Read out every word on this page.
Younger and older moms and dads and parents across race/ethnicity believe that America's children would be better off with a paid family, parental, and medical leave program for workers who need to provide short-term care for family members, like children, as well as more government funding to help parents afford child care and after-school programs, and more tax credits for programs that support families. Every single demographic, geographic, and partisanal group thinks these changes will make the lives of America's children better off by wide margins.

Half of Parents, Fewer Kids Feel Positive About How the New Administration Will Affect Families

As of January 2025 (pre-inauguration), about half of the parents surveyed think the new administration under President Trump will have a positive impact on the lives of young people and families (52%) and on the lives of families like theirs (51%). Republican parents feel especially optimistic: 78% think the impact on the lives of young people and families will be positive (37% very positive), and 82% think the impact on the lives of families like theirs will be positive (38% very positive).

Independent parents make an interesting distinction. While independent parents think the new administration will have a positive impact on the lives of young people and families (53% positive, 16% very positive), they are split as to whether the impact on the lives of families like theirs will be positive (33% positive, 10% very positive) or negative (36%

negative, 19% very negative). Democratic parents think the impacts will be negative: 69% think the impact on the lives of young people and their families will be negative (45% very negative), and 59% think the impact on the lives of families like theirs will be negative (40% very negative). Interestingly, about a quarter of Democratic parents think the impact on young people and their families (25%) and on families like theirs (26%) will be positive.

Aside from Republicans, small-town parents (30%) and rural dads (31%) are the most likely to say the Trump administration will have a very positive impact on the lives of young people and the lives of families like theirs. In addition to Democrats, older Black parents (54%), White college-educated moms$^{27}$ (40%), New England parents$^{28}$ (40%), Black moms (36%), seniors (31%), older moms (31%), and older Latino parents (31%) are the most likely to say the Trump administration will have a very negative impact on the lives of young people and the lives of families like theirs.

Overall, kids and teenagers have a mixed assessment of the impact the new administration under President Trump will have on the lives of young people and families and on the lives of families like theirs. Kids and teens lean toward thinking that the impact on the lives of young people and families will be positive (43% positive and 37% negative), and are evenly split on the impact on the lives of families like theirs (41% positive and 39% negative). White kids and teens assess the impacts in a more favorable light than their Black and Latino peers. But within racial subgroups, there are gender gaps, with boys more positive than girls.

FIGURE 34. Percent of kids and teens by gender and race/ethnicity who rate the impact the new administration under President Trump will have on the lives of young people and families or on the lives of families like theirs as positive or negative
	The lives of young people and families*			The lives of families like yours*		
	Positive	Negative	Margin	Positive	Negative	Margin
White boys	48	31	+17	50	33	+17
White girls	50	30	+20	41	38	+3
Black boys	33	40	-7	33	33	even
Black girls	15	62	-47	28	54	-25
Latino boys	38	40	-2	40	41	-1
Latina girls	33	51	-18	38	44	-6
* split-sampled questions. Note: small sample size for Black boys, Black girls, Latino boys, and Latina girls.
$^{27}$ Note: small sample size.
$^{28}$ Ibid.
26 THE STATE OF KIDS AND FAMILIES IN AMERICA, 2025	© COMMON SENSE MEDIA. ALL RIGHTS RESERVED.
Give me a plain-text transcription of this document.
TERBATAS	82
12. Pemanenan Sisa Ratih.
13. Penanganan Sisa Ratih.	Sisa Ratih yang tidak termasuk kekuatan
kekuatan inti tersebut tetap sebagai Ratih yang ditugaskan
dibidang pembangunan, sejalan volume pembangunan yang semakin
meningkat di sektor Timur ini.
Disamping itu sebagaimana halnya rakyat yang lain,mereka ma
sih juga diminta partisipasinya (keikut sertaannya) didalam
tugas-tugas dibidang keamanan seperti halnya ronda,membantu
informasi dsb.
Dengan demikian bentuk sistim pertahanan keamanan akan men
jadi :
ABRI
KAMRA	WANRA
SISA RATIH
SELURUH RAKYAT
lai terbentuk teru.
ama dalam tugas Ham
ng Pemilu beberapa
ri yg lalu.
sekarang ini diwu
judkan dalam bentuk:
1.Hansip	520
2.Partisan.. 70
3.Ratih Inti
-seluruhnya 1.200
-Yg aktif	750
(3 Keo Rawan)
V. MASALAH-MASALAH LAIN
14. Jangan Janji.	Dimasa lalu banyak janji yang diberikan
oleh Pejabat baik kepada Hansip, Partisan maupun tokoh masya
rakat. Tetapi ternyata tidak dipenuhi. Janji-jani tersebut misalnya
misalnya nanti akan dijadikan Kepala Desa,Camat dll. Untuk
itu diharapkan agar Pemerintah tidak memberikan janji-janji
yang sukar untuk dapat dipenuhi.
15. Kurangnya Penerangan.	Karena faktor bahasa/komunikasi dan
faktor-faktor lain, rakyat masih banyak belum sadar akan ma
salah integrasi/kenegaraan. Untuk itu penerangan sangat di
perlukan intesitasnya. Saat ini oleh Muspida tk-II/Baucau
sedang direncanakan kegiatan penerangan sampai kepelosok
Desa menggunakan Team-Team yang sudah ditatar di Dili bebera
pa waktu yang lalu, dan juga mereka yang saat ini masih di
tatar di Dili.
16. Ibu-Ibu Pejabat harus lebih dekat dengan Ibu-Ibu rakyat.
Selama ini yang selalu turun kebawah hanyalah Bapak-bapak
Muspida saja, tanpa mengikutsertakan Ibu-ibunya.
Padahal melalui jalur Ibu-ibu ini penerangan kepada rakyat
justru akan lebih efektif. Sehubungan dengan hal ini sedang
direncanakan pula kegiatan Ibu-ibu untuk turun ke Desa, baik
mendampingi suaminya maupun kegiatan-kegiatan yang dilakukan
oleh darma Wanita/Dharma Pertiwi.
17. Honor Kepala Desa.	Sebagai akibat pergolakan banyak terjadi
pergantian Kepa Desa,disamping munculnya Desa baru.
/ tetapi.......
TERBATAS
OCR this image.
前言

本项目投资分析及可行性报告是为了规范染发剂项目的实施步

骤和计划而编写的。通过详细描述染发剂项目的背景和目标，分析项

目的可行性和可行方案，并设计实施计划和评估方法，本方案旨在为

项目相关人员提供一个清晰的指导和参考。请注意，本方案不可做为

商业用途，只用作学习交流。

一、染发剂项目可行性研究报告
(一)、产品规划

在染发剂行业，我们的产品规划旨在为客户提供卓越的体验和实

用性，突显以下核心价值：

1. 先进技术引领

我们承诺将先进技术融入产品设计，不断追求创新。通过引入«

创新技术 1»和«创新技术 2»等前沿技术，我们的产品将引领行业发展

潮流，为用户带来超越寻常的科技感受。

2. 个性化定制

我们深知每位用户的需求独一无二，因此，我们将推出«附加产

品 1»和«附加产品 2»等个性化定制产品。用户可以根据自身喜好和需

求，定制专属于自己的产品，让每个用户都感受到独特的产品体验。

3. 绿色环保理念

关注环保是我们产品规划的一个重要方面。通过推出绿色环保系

•••

Repeat the entries shown above, every one, word for word.

● **RESPONSE FOR THIS EXERCISE**:
Read out every word on this page.
Younger and older moms and dads and parents across race/ethnicity believe that America's children would be better off with a paid family, parental, and medical leave program for workers who need to provide short-term care for family members, like children, as well as more government funding to help parents afford child care and after-school programs, and more tax credits for programs that support families. Every single demographic, geographic, and partisanal group thinks these changes will make the lives of America's children better off by wide margins.

Half of Parents, Fewer Kids Feel Positive About How the New Administration Will Affect Families

As of January 2025 (pre-inauguration), about half of the parents surveyed think the new administration under President Trump will have a positive impact on the lives of young people and families (52%) and on the lives of families like theirs (51%). Republican parents feel especially optimistic: 78% think the impact on the lives of young people and families will be positive (37% very positive), and 82% think the impact on the lives of families like theirs will be positive (38% very positive).

Independent parents make an interesting distinction. While independent parents think the new administration will have a positive impact on the lives of young people and families (53% positive, 16% very positive), they are split as to whether the impact on the lives of families like theirs will be positive (33% positive, 10% very positive) or negative (36%

negative, 19% very negative). Democratic parents think the impacts will be negative: 69% think the impact on the lives of young people and their families will be negative (45% very negative), and 59% think the impact on the lives of families like theirs will be negative (40% very negative). Interestingly, about a quarter of Democratic parents think the impact on young people and their families (25%) and on families like theirs (26%) will be positive.

Aside from Republicans, small-town parents (30%) and rural dads (31%) are the most likely to say the Trump administration will have a very positive impact on the lives of young people and the lives of families like theirs. In addition to Democrats, older Black parents (54%), White college-educated moms$^{27}$ (40%), New England parents$^{28}$ (40%), Black moms (36%), seniors (31%), older moms (31%), and older Latino parents (31%) are the most likely to say the Trump administration will have a very negative impact on the lives of young people and the lives of families like theirs.

Overall, kids and teenagers have a mixed assessment of the impact the new administration under President Trump will have on the lives of young people and families and on the lives of families like theirs. Kids and teens lean toward thinking that the impact on the lives of young people and families will be positive (43% positive and 37% negative), and are evenly split on the impact on the lives of families like theirs (41% positive and 39% negative). White kids and teens assess the impacts in a more favorable light than their Black and Latino peers. But within racial subgroups, there are gender gaps, with boys more positive than girls.

FIGURE 34. Percent of kids and teens by gender and race/ethnicity who rate the impact the new administration under President Trump will have on the lives of young people and families or on the lives of families like theirs as positive or negative
	The lives of young people and families*			The lives of families like yours*		
	Positive	Negative	Margin	Positive	Negative	Margin
White boys	48	31	+17	50	33	+17
White girls	50	30	+20	41	38	+3
Black boys	33	40	-7	33	33	even
Black girls	15	62	-47	28	54	-25
Latino boys	38	40	-2	40	41	-1
Latina girls	33	51	-18	38	44	-6
* split-sampled questions. Note: small sample size for Black boys, Black girls, Latino boys, and Latina girls.
$^{27}$ Note: small sample size.
$^{28}$ Ibid.
26 THE STATE OF KIDS AND FAMILIES IN AMERICA, 2025	© COMMON SENSE MEDIA. ALL RIGHTS RESERVED.
Give me a plain-text transcription of this document.
TERBATAS	82
12. Pemanenan Sisa Ratih.
13. Penanganan Sisa Ratih.	Sisa Ratih yang tidak termasuk kekuatan
kekuatan inti tersebut tetap sebagai Ratih yang ditugaskan
dibidang pembangunan, sejalan volume pembangunan yang semakin
meningkat di sektor Timur ini.
Disamping itu sebagaimana halnya rakyat yang lain,mereka ma
sih juga diminta partisipasinya (keikut sertaannya) didalam
tugas-tugas dibidang keamanan seperti halnya ronda,membantu
informasi dsb.
Dengan demikian bentuk sistim pertahanan keamanan akan men
jadi :
ABRI
KAMRA	WANRA
SISA RATIH
SELURUH RAKYAT
lai terbentuk teru.
ama dalam tugas Ham
ng Pemilu beberapa
ri yg lalu.
sekarang ini diwu
judkan dalam bentuk:
1.Hansip	520
2.Partisan.. 70
3.Ratih Inti
-seluruhnya 1.200
-Yg aktif	750
(3 Keo Rawan)
V. MASALAH-MASALAH LAIN
14. Jangan Janji.	Dimasa lalu banyak janji yang diberikan
oleh Pejabat baik kepada Hansip, Partisan maupun tokoh masya
rakat. Tetapi ternyata tidak dipenuhi. Janji-jani tersebut misalnya
misalnya nanti akan dijadikan Kepala Desa,Camat dll. Untuk
itu diharapkan agar Pemerintah tidak memberikan janji-janji
yang sukar untuk dapat dipenuhi.
15. Kurangnya Penerangan.	Karena faktor bahasa/komunikasi dan
faktor-faktor lain, rakyat masih banyak belum sadar akan ma
salah integrasi/kenegaraan. Untuk itu penerangan sangat di
perlukan intesitasnya. Saat ini oleh Muspida tk-II/Baucau
sedang direncanakan kegiatan penerangan sampai kepelosok
Desa menggunakan Team-Team yang sudah ditatar di Dili bebera
pa waktu yang lalu, dan juga mereka yang saat ini masih di
tatar di Dili.
16. Ibu-Ibu Pejabat harus lebih dekat dengan Ibu-Ibu rakyat.
Selama ini yang selalu turun kebawah hanyalah Bapak-bapak
Muspida saja, tanpa mengikutsertakan Ibu-ibunya.
Padahal melalui jalur Ibu-ibu ini penerangan kepada rakyat
justru akan lebih efektif. Sehubungan dengan hal ini sedang
direncanakan pula kegiatan Ibu-ibu untuk turun ke Desa, baik
mendampingi suaminya maupun kegiatan-kegiatan yang dilakukan
oleh darma Wanita/Dharma Pertiwi.
17. Honor Kepala Desa.	Sebagai akibat pergolakan banyak terjadi
pergantian Kepa Desa,disamping munculnya Desa baru.
/ tetapi.......
TERBATAS
OCR this image.
前言

本项目投资分析及可行性报告是为了规范染发剂项目的实施步

骤和计划而编写的。通过详细描述染发剂项目的背景和目标，分析项

目的可行性和可行方案，并设计实施计划和评估方法，本方案旨在为

项目相关人员提供一个清晰的指导和参考。请注意，本方案不可做为

商业用途，只用作学习交流。

一、染发剂项目可行性研究报告
(一)、产品规划

在染发剂行业，我们的产品规划旨在为客户提供卓越的体验和实

用性，突显以下核心价值：

1. 先进技术引领

我们承诺将先进技术融入产品设计，不断追求创新。通过引入«

创新技术 1»和«创新技术 2»等前沿技术，我们的产品将引领行业发展

潮流，为用户带来超越寻常的科技感受。

2. 个性化定制

我们深知每位用户的需求独一无二，因此，我们将推出«附加产

品 1»和«附加产品 2»等个性化定制产品。用户可以根据自身喜好和需

求，定制专属于自己的产品，让每个用户都感受到独特的产品体验。

3. 绿色环保理念

关注环保是我们产品规划的一个重要方面。通过推出绿色环保系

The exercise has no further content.